- **PROMPT**: Each entry below should be echoed exactly, with pictures omitted.

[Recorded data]
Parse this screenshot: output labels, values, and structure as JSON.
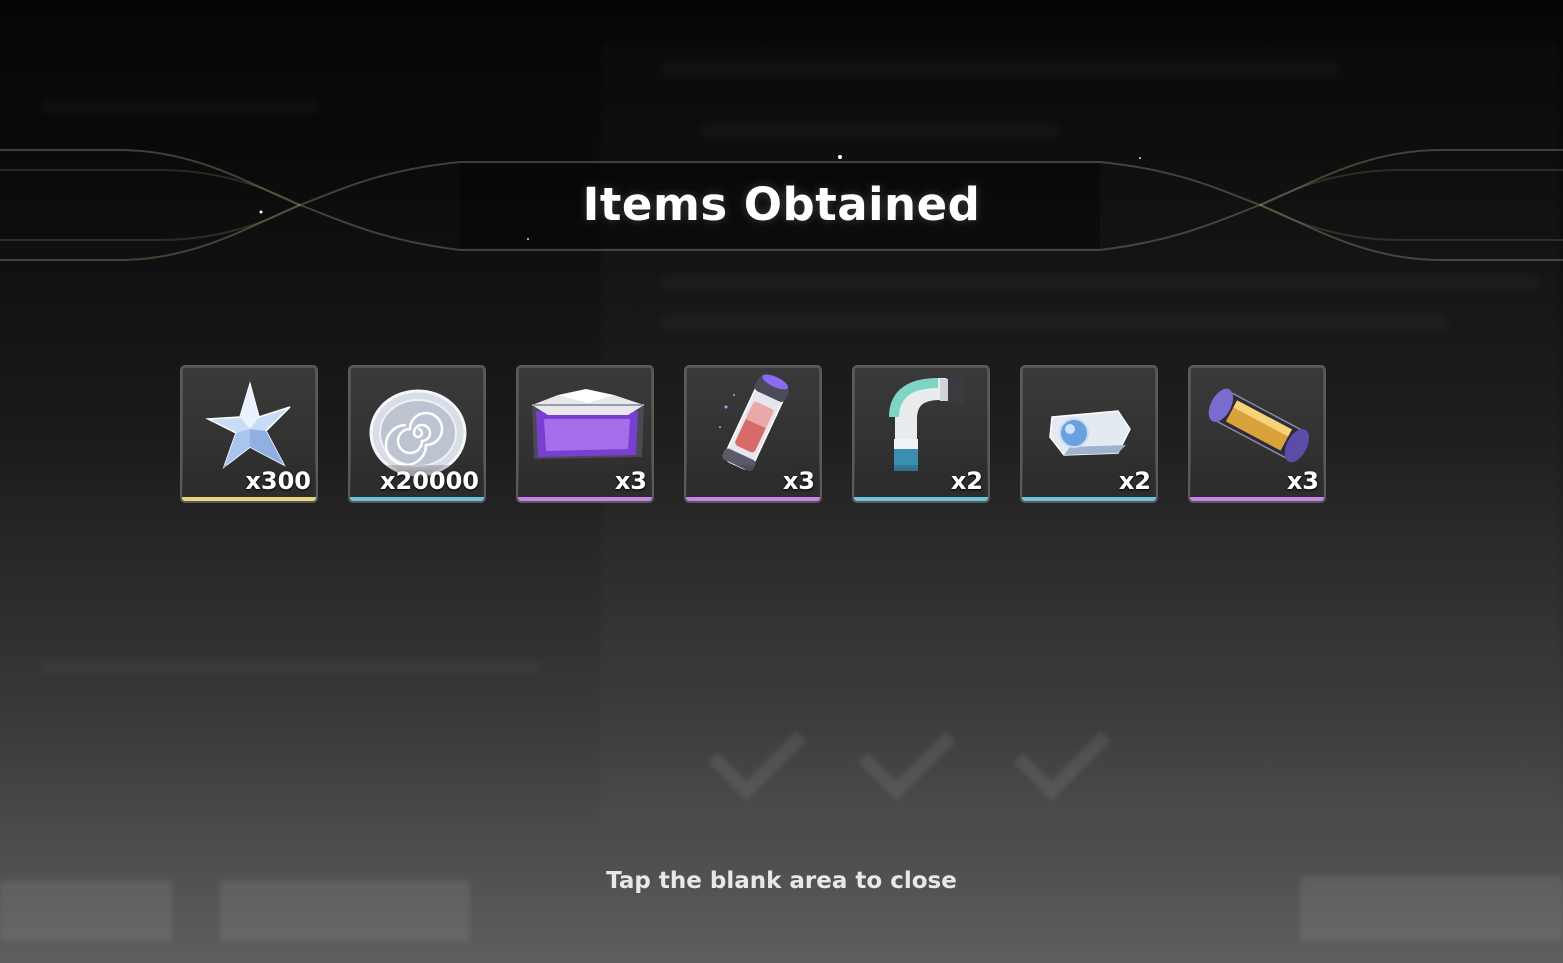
{
  "title": "Items Obtained",
  "hint": "Tap the blank area to close",
  "items": [
    {
      "icon": "star-crystal-icon",
      "count": "x300",
      "rarity_color": "#e8d77a"
    },
    {
      "icon": "silver-coin-icon",
      "count": "x20000",
      "rarity_color": "#6fc3d9"
    },
    {
      "icon": "purple-crate-icon",
      "count": "x3",
      "rarity_color": "#c784e8"
    },
    {
      "icon": "purple-vial-icon",
      "count": "x3",
      "rarity_color": "#c784e8"
    },
    {
      "icon": "teal-pipe-icon",
      "count": "x2",
      "rarity_color": "#6fc3d9"
    },
    {
      "icon": "blue-chip-icon",
      "count": "x2",
      "rarity_color": "#6fc3d9"
    },
    {
      "icon": "gold-capsule-icon",
      "count": "x3",
      "rarity_color": "#c784e8"
    }
  ]
}
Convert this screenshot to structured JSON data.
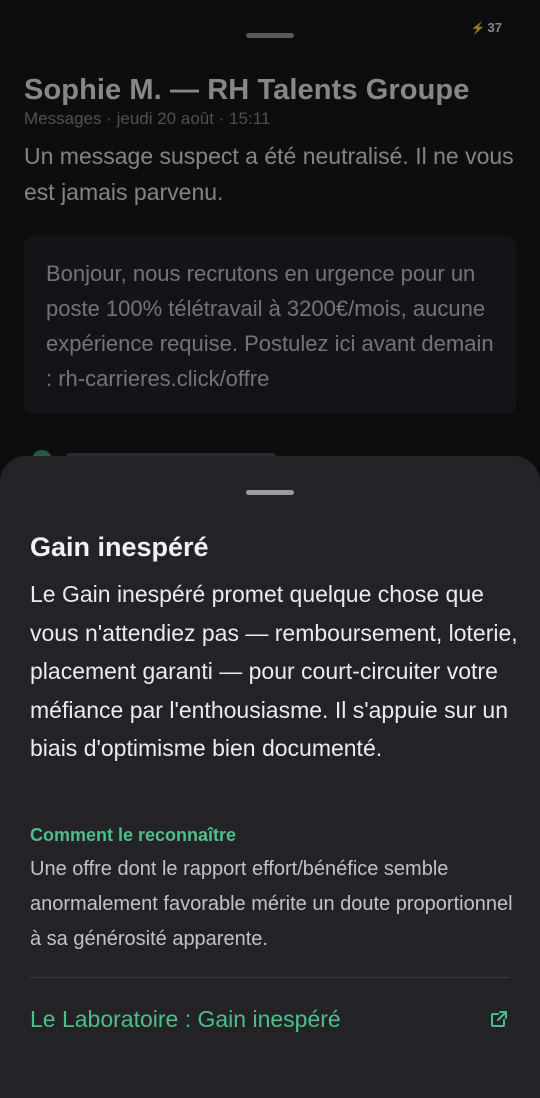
{
  "status_bar": {
    "battery_level": "37"
  },
  "message_view": {
    "sender": "Sophie M. — RH Talents Groupe",
    "meta": "Messages · jeudi 20 août · 15:11",
    "neutralized_notice": "Un message suspect a été neutralisé. Il ne vous est jamais parvenu.",
    "original_message": "Bonjour, nous recrutons en urgence pour un poste 100% télétravail à 3200€/mois, aucune expérience requise. Postulez ici avant demain : rh-carrieres.click/offre"
  },
  "sheet": {
    "title": "Gain inespéré",
    "body": "Le Gain inespéré promet quelque chose que vous n'attendiez pas — remboursement, loterie, placement garanti — pour court-circuiter votre méfiance par l'enthousiasme. Il s'appuie sur un biais d'optimisme bien documenté.",
    "section_label": "Comment le reconnaître",
    "section_text": "Une offre dont le rapport effort/bénéfice semble anormalement favorable mérite un doute proportionnel à sa générosité apparente.",
    "link_label": "Le Laboratoire : Gain inespéré"
  },
  "colors": {
    "accent_green": "#4fbf8a",
    "sheet_background": "#232227",
    "screen_background": "#17181c"
  },
  "icons": {
    "battery": "bolt-icon",
    "link": "external-link-icon"
  }
}
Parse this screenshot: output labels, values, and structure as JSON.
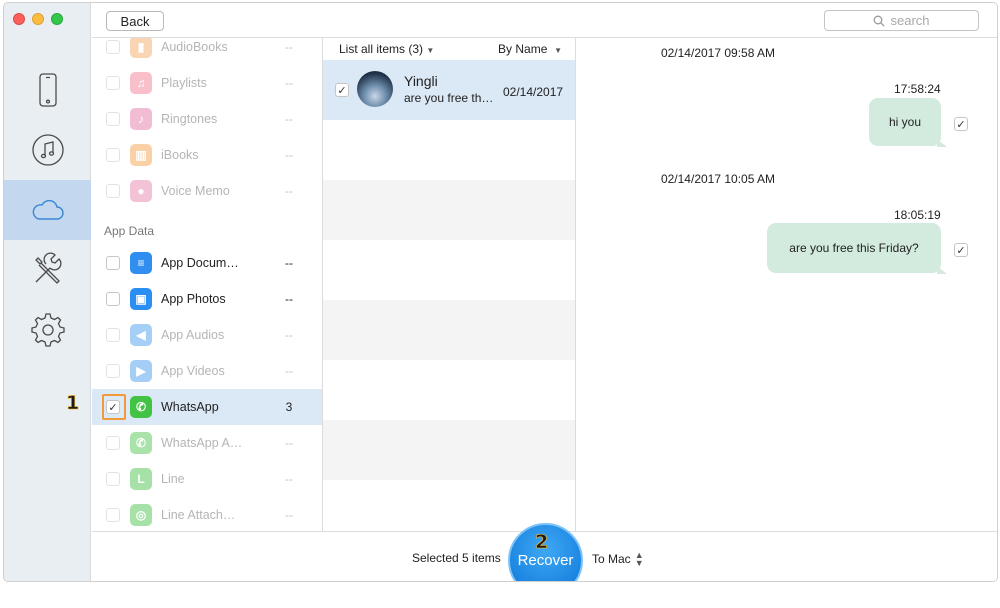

- **TASK ANSWER**:
Parse this screenshot: output labels, values, and structure as JSON.
{
  "title": "Items Obtained",
  "hint": "Tap the blank area to close",
  "items": [
    {
      "icon": "star-crystal-icon",
      "count": "x300",
      "rarity_color": "#e8d77a"
    },
    {
      "icon": "silver-coin-icon",
      "count": "x20000",
      "rarity_color": "#6fc3d9"
    },
    {
      "icon": "purple-crate-icon",
      "count": "x3",
      "rarity_color": "#c784e8"
    },
    {
      "icon": "purple-vial-icon",
      "count": "x3",
      "rarity_color": "#c784e8"
    },
    {
      "icon": "teal-pipe-icon",
      "count": "x2",
      "rarity_color": "#6fc3d9"
    },
    {
      "icon": "blue-chip-icon",
      "count": "x2",
      "rarity_color": "#6fc3d9"
    },
    {
      "icon": "gold-capsule-icon",
      "count": "x3",
      "rarity_color": "#c784e8"
    }
  ]
}
Convert this screenshot to structured JSON data.
{
  "status_bar": {
    "battery_level": "37"
  },
  "message_view": {
    "sender": "Sophie M. — RH Talents Groupe",
    "meta": "Messages · jeudi 20 août · 15:11",
    "neutralized_notice": "Un message suspect a été neutralisé. Il ne vous est jamais parvenu.",
    "original_message": "Bonjour, nous recrutons en urgence pour un poste 100% télétravail à 3200€/mois, aucune expérience requise. Postulez ici avant demain : rh-carrieres.click/offre"
  },
  "sheet": {
    "title": "Gain inespéré",
    "body": "Le Gain inespéré promet quelque chose que vous n'attendiez pas — remboursement, loterie, placement garanti — pour court-circuiter votre méfiance par l'enthousiasme. Il s'appuie sur un biais d'optimisme bien documenté.",
    "section_label": "Comment le reconnaître",
    "section_text": "Une offre dont le rapport effort/bénéfice semble anormalement favorable mérite un doute proportionnel à sa générosité apparente.",
    "link_label": "Le Laboratoire : Gain inespéré"
  },
  "colors": {
    "accent_green": "#4fbf8a",
    "sheet_background": "#232227",
    "screen_background": "#17181c"
  },
  "icons": {
    "battery": "bolt-icon",
    "link": "external-link-icon"
  }
}
Parse this screenshot: output labels, values, and structure as JSON.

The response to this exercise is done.